— ROWS —
● ● ● ● ●

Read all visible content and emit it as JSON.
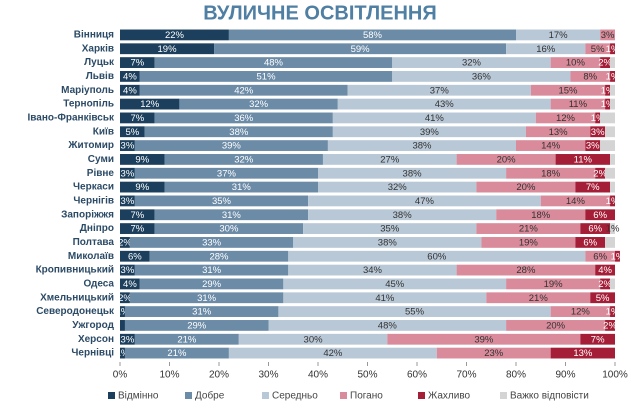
{
  "chart_data": {
    "type": "stacked-bar-horizontal",
    "title": "ВУЛИЧНЕ ОСВІТЛЕННЯ",
    "categories": [
      "Вінниця",
      "Харків",
      "Луцьк",
      "Львів",
      "Маріуполь",
      "Тернопіль",
      "Івано-Франківськ",
      "Київ",
      "Житомир",
      "Суми",
      "Рівне",
      "Черкаси",
      "Чернігів",
      "Запоріжжя",
      "Дніпро",
      "Полтава",
      "Миколаїв",
      "Кропивницький",
      "Одеса",
      "Хмельницький",
      "Северодонецьк",
      "Ужгород",
      "Херсон",
      "Чернівці"
    ],
    "series": [
      {
        "name": "Відмінно",
        "color": "#1b3f5c",
        "values": [
          22,
          19,
          7,
          4,
          4,
          12,
          7,
          5,
          3,
          9,
          3,
          9,
          3,
          7,
          7,
          2,
          6,
          3,
          4,
          2,
          1,
          1,
          3,
          1
        ],
        "value_labels": [
          "22%",
          "19%",
          "7%",
          "4%",
          "4%",
          "12%",
          "7%",
          "5%",
          "3%",
          "9%",
          "3%",
          "9%",
          "3%",
          "7%",
          "7%",
          "2%",
          "6%",
          "3%",
          "4%",
          "2%",
          "1%",
          null,
          "3%",
          "1%"
        ]
      },
      {
        "name": "Добре",
        "color": "#6b8ba7",
        "values": [
          58,
          59,
          48,
          51,
          42,
          32,
          36,
          38,
          39,
          32,
          37,
          31,
          35,
          31,
          30,
          33,
          28,
          31,
          29,
          31,
          31,
          29,
          21,
          21
        ],
        "value_labels": [
          "58%",
          "59%",
          "48%",
          "51%",
          "42%",
          "32%",
          "36%",
          "38%",
          "39%",
          "32%",
          "37%",
          "31%",
          "35%",
          "31%",
          "30%",
          "33%",
          "28%",
          "31%",
          "29%",
          "31%",
          "31%",
          "29%",
          "21%",
          "21%"
        ]
      },
      {
        "name": "Середньо",
        "color": "#b9c8d7",
        "values": [
          17,
          16,
          32,
          36,
          37,
          43,
          41,
          39,
          38,
          27,
          38,
          32,
          47,
          38,
          35,
          38,
          60,
          34,
          45,
          41,
          55,
          48,
          30,
          42
        ],
        "value_labels": [
          "17%",
          "16%",
          "32%",
          "36%",
          "37%",
          "43%",
          "41%",
          "39%",
          "38%",
          "27%",
          "38%",
          "32%",
          "47%",
          "38%",
          "35%",
          "38%",
          "60%",
          "34%",
          "45%",
          "41%",
          "55%",
          "48%",
          "30%",
          "42%"
        ]
      },
      {
        "name": "Погано",
        "color": "#d98b9b",
        "values": [
          3,
          5,
          10,
          8,
          15,
          11,
          12,
          13,
          14,
          20,
          18,
          20,
          14,
          18,
          21,
          19,
          6,
          28,
          19,
          21,
          12,
          20,
          39,
          23
        ],
        "value_labels": [
          "3%",
          "5%",
          "10%",
          "8%",
          "15%",
          "11%",
          "12%",
          "13%",
          "14%",
          "20%",
          "18%",
          "20%",
          "14%",
          "18%",
          "21%",
          "19%",
          "6%",
          "28%",
          "19%",
          "21%",
          "12%",
          "20%",
          "39%",
          "23%"
        ]
      },
      {
        "name": "Жахливо",
        "color": "#a51e37",
        "values": [
          0,
          1,
          2,
          1,
          1,
          1,
          1,
          3,
          3,
          11,
          2,
          7,
          1,
          6,
          6,
          6,
          1,
          4,
          2,
          5,
          1,
          2,
          7,
          13
        ],
        "value_labels": [
          null,
          "1%",
          "2%",
          "1%",
          "1%",
          "1%",
          "1%",
          "3%",
          "3%",
          "11%",
          "2%",
          "7%",
          "1%",
          "6%",
          "6%",
          "6%",
          "1%",
          "4%",
          "2%",
          "5%",
          "1%",
          "2%",
          "7%",
          "13%"
        ]
      },
      {
        "name": "Важко відповісти",
        "color": "#d4d4d4",
        "values": [
          0,
          0,
          1,
          0,
          1,
          1,
          3,
          2,
          3,
          1,
          2,
          1,
          0,
          0,
          1,
          2,
          0,
          0,
          1,
          0,
          0,
          0,
          0,
          0
        ],
        "value_labels": [
          null,
          null,
          null,
          null,
          null,
          null,
          null,
          null,
          null,
          null,
          null,
          null,
          null,
          null,
          "1%",
          null,
          null,
          null,
          null,
          null,
          null,
          null,
          null,
          null
        ]
      }
    ],
    "xlim": [
      0,
      100
    ],
    "xticks": [
      {
        "value": 0,
        "label": "0%"
      },
      {
        "value": 10,
        "label": "10%"
      },
      {
        "value": 20,
        "label": "20%"
      },
      {
        "value": 30,
        "label": "30%"
      },
      {
        "value": 40,
        "label": "40%"
      },
      {
        "value": 50,
        "label": "50%"
      },
      {
        "value": 60,
        "label": "60%"
      },
      {
        "value": 70,
        "label": "70%"
      },
      {
        "value": 80,
        "label": "80%"
      },
      {
        "value": 90,
        "label": "90%"
      },
      {
        "value": 100,
        "label": "100%"
      }
    ]
  }
}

● ● ● ● ●

Show every line of the records above that contains the word "color".

— RESULT FOR THIS TASK —
        "color": "#1b3f5c",
        "color": "#6b8ba7",
        "color": "#b9c8d7",
        "color": "#d98b9b",
        "color": "#a51e37",
        "color": "#d4d4d4",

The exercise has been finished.